====== GIVEN INFORMATION ======
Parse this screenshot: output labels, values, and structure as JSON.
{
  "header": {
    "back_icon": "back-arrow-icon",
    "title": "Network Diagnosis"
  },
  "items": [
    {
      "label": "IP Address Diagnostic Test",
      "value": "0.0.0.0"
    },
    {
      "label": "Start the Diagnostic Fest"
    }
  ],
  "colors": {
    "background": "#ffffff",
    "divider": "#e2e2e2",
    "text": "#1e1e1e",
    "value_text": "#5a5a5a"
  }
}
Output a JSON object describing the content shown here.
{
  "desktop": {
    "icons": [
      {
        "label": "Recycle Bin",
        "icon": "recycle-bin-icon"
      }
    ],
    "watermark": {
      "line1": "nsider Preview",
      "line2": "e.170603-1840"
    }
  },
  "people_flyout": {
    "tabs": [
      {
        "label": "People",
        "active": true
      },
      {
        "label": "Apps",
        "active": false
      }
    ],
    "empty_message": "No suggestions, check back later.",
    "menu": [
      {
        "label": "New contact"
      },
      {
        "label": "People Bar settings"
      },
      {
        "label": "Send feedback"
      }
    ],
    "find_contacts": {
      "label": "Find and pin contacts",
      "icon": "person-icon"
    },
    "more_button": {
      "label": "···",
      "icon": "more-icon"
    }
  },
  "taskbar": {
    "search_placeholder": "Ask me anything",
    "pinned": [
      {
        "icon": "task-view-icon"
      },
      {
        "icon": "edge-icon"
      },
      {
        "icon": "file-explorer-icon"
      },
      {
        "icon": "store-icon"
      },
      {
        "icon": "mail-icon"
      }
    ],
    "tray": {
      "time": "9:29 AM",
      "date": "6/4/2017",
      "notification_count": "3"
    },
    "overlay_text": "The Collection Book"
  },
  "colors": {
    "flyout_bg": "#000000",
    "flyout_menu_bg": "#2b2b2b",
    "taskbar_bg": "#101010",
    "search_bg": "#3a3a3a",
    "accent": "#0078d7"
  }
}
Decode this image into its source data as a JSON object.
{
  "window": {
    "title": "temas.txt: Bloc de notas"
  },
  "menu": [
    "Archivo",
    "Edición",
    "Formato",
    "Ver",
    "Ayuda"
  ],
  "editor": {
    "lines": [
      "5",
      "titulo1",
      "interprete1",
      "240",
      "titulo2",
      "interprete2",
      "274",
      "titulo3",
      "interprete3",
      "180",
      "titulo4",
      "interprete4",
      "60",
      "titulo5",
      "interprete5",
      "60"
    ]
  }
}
======
### INSTRUCTIONS TO FOLLOW
Print exactly the lines from the one with "Decode this image" through the end of the data, inclusive.

### ANSWER TO THIS PROBLEM
Decode this image into its source data as a JSON object.
{
  "window": {
    "title": "temas.txt: Bloc de notas"
  },
  "menu": [
    "Archivo",
    "Edición",
    "Formato",
    "Ver",
    "Ayuda"
  ],
  "editor": {
    "lines": [
      "5",
      "titulo1",
      "interprete1",
      "240",
      "titulo2",
      "interprete2",
      "274",
      "titulo3",
      "interprete3",
      "180",
      "titulo4",
      "interprete4",
      "60",
      "titulo5",
      "interprete5",
      "60"
    ]
  }
}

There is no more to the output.